··· EXERCISE INPUTS

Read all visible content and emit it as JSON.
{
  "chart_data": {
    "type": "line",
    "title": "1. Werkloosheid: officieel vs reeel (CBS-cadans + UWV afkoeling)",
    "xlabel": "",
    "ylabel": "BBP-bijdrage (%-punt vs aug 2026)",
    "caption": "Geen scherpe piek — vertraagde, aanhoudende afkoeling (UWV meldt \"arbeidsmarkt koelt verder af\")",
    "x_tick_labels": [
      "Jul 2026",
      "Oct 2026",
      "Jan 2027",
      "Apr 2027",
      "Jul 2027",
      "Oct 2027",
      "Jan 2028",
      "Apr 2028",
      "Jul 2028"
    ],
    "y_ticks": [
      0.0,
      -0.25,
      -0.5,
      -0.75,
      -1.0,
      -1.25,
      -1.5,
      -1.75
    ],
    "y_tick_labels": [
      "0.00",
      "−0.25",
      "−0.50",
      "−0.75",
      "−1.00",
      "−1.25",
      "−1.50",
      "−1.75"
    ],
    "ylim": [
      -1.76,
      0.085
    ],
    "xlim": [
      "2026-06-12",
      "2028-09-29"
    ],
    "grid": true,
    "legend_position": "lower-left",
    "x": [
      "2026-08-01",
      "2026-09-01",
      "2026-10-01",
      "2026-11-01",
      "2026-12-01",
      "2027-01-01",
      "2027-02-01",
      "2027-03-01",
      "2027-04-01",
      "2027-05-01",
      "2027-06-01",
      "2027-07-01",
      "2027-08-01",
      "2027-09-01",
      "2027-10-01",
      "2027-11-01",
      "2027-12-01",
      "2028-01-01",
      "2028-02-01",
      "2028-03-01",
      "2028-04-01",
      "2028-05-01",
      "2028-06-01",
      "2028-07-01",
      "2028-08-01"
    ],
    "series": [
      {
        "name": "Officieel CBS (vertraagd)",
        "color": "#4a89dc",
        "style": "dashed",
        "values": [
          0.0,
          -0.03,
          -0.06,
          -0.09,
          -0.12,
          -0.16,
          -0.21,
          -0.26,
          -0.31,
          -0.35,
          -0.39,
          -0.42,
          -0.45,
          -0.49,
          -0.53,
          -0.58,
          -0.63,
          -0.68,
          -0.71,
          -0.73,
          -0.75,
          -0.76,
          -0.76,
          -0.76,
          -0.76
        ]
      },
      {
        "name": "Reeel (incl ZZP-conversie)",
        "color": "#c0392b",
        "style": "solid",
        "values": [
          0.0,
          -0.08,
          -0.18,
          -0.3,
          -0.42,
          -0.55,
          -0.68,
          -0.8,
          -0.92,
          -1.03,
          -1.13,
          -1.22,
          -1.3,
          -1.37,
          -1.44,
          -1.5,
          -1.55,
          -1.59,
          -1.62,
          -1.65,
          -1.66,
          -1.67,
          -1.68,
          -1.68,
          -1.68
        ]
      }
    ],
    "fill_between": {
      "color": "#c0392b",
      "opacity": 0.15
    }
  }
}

······

**WORK INSTRUCTIONS**
Above are the records; copy all of them exactly.

**THE ANSWER**
Read all visible content and emit it as JSON.
{
  "chart_data": {
    "type": "line",
    "title": "1. Werkloosheid: officieel vs reeel (CBS-cadans + UWV afkoeling)",
    "xlabel": "",
    "ylabel": "BBP-bijdrage (%-punt vs aug 2026)",
    "caption": "Geen scherpe piek — vertraagde, aanhoudende afkoeling (UWV meldt \"arbeidsmarkt koelt verder af\")",
    "x_tick_labels": [
      "Jul 2026",
      "Oct 2026",
      "Jan 2027",
      "Apr 2027",
      "Jul 2027",
      "Oct 2027",
      "Jan 2028",
      "Apr 2028",
      "Jul 2028"
    ],
    "y_ticks": [
      0.0,
      -0.25,
      -0.5,
      -0.75,
      -1.0,
      -1.25,
      -1.5,
      -1.75
    ],
    "y_tick_labels": [
      "0.00",
      "−0.25",
      "−0.50",
      "−0.75",
      "−1.00",
      "−1.25",
      "−1.50",
      "−1.75"
    ],
    "ylim": [
      -1.76,
      0.085
    ],
    "xlim": [
      "2026-06-12",
      "2028-09-29"
    ],
    "grid": true,
    "legend_position": "lower-left",
    "x": [
      "2026-08-01",
      "2026-09-01",
      "2026-10-01",
      "2026-11-01",
      "2026-12-01",
      "2027-01-01",
      "2027-02-01",
      "2027-03-01",
      "2027-04-01",
      "2027-05-01",
      "2027-06-01",
      "2027-07-01",
      "2027-08-01",
      "2027-09-01",
      "2027-10-01",
      "2027-11-01",
      "2027-12-01",
      "2028-01-01",
      "2028-02-01",
      "2028-03-01",
      "2028-04-01",
      "2028-05-01",
      "2028-06-01",
      "2028-07-01",
      "2028-08-01"
    ],
    "series": [
      {
        "name": "Officieel CBS (vertraagd)",
        "color": "#4a89dc",
        "style": "dashed",
        "values": [
          0.0,
          -0.03,
          -0.06,
          -0.09,
          -0.12,
          -0.16,
          -0.21,
          -0.26,
          -0.31,
          -0.35,
          -0.39,
          -0.42,
          -0.45,
          -0.49,
          -0.53,
          -0.58,
          -0.63,
          -0.68,
          -0.71,
          -0.73,
          -0.75,
          -0.76,
          -0.76,
          -0.76,
          -0.76
        ]
      },
      {
        "name": "Reeel (incl ZZP-conversie)",
        "color": "#c0392b",
        "style": "solid",
        "values": [
          0.0,
          -0.08,
          -0.18,
          -0.3,
          -0.42,
          -0.55,
          -0.68,
          -0.8,
          -0.92,
          -1.03,
          -1.13,
          -1.22,
          -1.3,
          -1.37,
          -1.44,
          -1.5,
          -1.55,
          -1.59,
          -1.62,
          -1.65,
          -1.66,
          -1.67,
          -1.68,
          -1.68,
          -1.68
        ]
      }
    ],
    "fill_between": {
      "color": "#c0392b",
      "opacity": 0.15
    }
  }
}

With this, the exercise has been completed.